# What to do:
Look through the data below and return each line where "true" appears.

# Dataset rows:
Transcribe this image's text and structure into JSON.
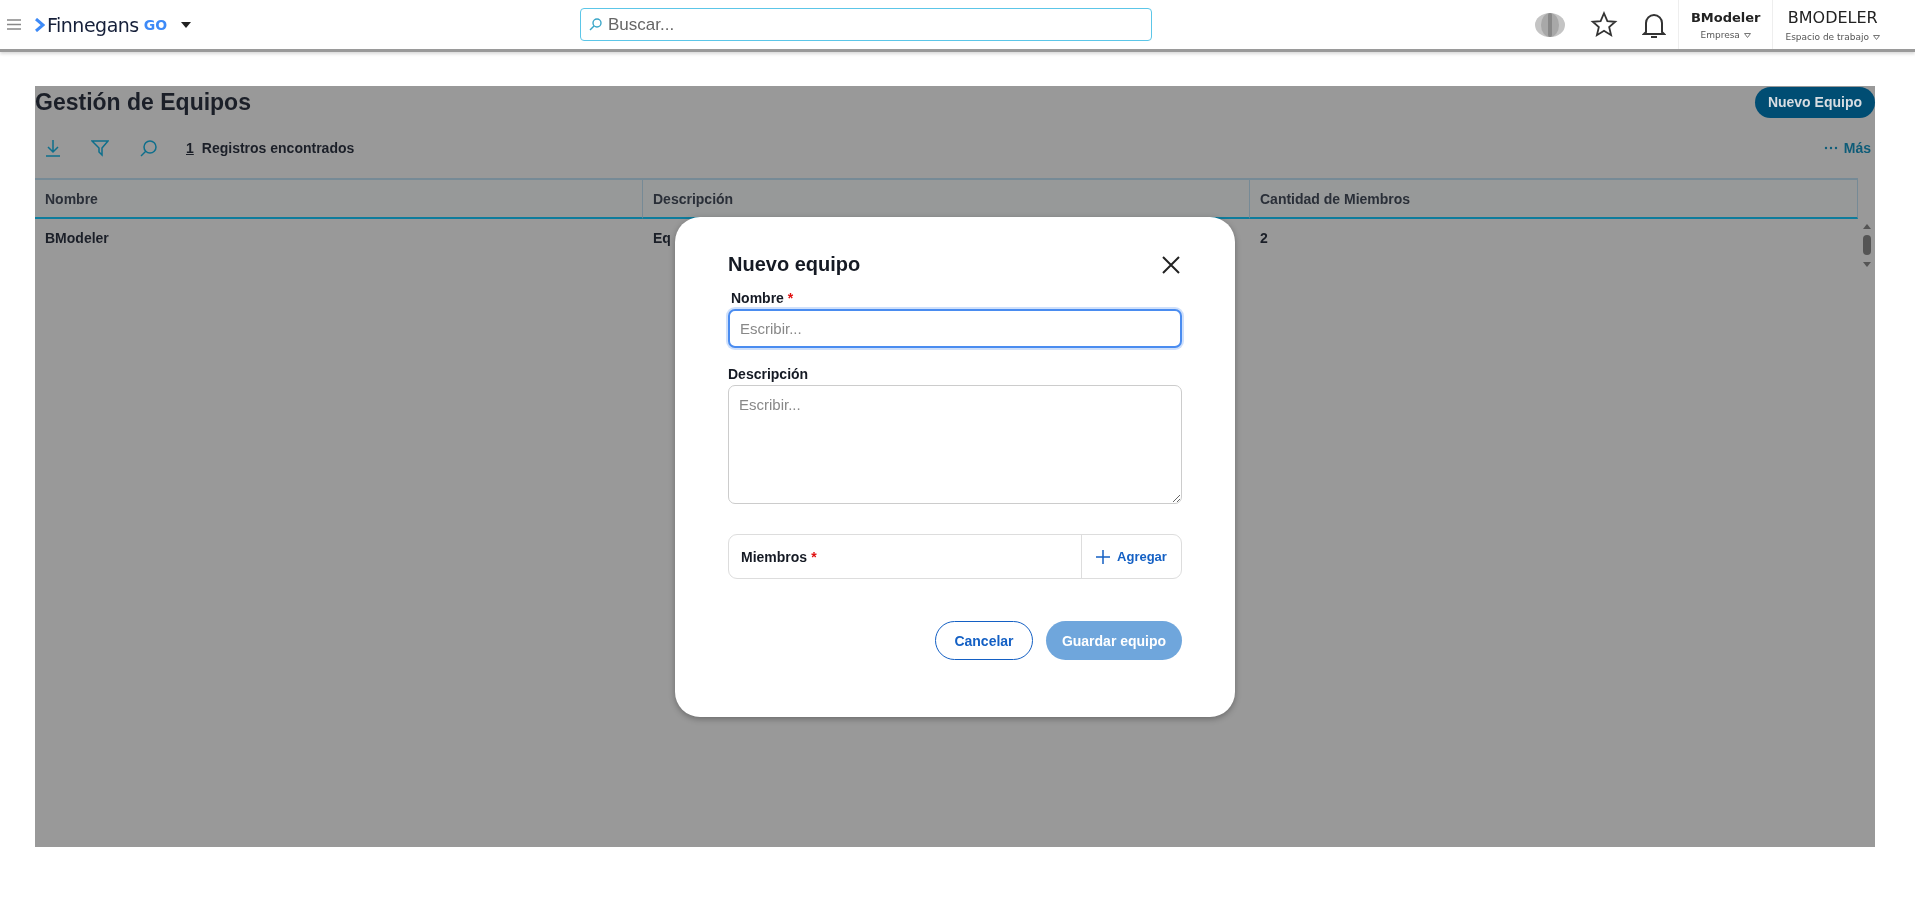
{
  "header": {
    "logo": {
      "name": "Finnegans",
      "suffix": "GO"
    },
    "search": {
      "placeholder": "Buscar..."
    },
    "company": {
      "name": "BModeler",
      "label": "Empresa"
    },
    "workspace": {
      "name": "BMODELER",
      "label": "Espacio de trabajo"
    }
  },
  "page": {
    "title": "Gestión de Equipos",
    "new_button": "Nuevo Equipo",
    "record_count": "1",
    "record_label": "Registros encontrados",
    "more": "Más",
    "table": {
      "columns": [
        "Nombre",
        "Descripción",
        "Cantidad de Miembros"
      ],
      "rows": [
        {
          "cells": [
            "BModeler",
            "Eq",
            "2"
          ]
        }
      ]
    }
  },
  "dialog": {
    "title": "Nuevo equipo",
    "required_mark": "*",
    "fields": [
      {
        "kind": "input",
        "label": "Nombre",
        "required": true,
        "focused": true,
        "placeholder": "Escribir..."
      },
      {
        "kind": "textarea",
        "label": "Descripción",
        "required": false,
        "focused": false,
        "placeholder": "Escribir..."
      }
    ],
    "members": {
      "label": "Miembros",
      "required": true,
      "add": "Agregar"
    },
    "buttons": [
      {
        "kind": "secondary",
        "label": "Cancelar",
        "disabled": false
      },
      {
        "kind": "primary",
        "label": "Guardar equipo",
        "disabled": true
      }
    ]
  }
}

# Output of the task:
        "required": true,
        "focused": true,
      "required": true,
        "disabled": true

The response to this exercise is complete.